Task instructions =
Will you quote all of the entries, word for word?
>> Start Exercise inputs
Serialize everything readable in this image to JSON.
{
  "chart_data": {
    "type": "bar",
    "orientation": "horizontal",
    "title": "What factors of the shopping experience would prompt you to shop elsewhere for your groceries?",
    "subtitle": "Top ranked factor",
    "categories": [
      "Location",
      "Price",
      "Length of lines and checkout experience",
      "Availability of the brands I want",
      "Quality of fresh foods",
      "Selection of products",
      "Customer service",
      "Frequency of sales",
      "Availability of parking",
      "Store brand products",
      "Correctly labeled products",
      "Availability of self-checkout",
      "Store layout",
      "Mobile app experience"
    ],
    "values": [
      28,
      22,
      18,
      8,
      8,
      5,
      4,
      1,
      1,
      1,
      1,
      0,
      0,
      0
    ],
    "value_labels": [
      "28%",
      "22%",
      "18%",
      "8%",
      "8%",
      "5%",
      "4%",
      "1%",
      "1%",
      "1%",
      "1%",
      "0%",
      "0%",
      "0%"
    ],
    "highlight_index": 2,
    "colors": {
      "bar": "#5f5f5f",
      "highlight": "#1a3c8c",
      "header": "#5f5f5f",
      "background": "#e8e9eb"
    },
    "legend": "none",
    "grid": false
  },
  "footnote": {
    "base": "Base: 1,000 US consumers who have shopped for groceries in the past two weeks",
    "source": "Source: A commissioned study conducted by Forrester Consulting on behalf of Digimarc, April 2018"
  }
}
>> End Exercise inputs
Result below =
Serialize everything readable in this image to JSON.
{
  "chart_data": {
    "type": "bar",
    "orientation": "horizontal",
    "title": "What factors of the shopping experience would prompt you to shop elsewhere for your groceries?",
    "subtitle": "Top ranked factor",
    "categories": [
      "Location",
      "Price",
      "Length of lines and checkout experience",
      "Availability of the brands I want",
      "Quality of fresh foods",
      "Selection of products",
      "Customer service",
      "Frequency of sales",
      "Availability of parking",
      "Store brand products",
      "Correctly labeled products",
      "Availability of self-checkout",
      "Store layout",
      "Mobile app experience"
    ],
    "values": [
      28,
      22,
      18,
      8,
      8,
      5,
      4,
      1,
      1,
      1,
      1,
      0,
      0,
      0
    ],
    "value_labels": [
      "28%",
      "22%",
      "18%",
      "8%",
      "8%",
      "5%",
      "4%",
      "1%",
      "1%",
      "1%",
      "1%",
      "0%",
      "0%",
      "0%"
    ],
    "highlight_index": 2,
    "colors": {
      "bar": "#5f5f5f",
      "highlight": "#1a3c8c",
      "header": "#5f5f5f",
      "background": "#e8e9eb"
    },
    "legend": "none",
    "grid": false
  },
  "footnote": {
    "base": "Base: 1,000 US consumers who have shopped for groceries in the past two weeks",
    "source": "Source: A commissioned study conducted by Forrester Consulting on behalf of Digimarc, April 2018"
  }
}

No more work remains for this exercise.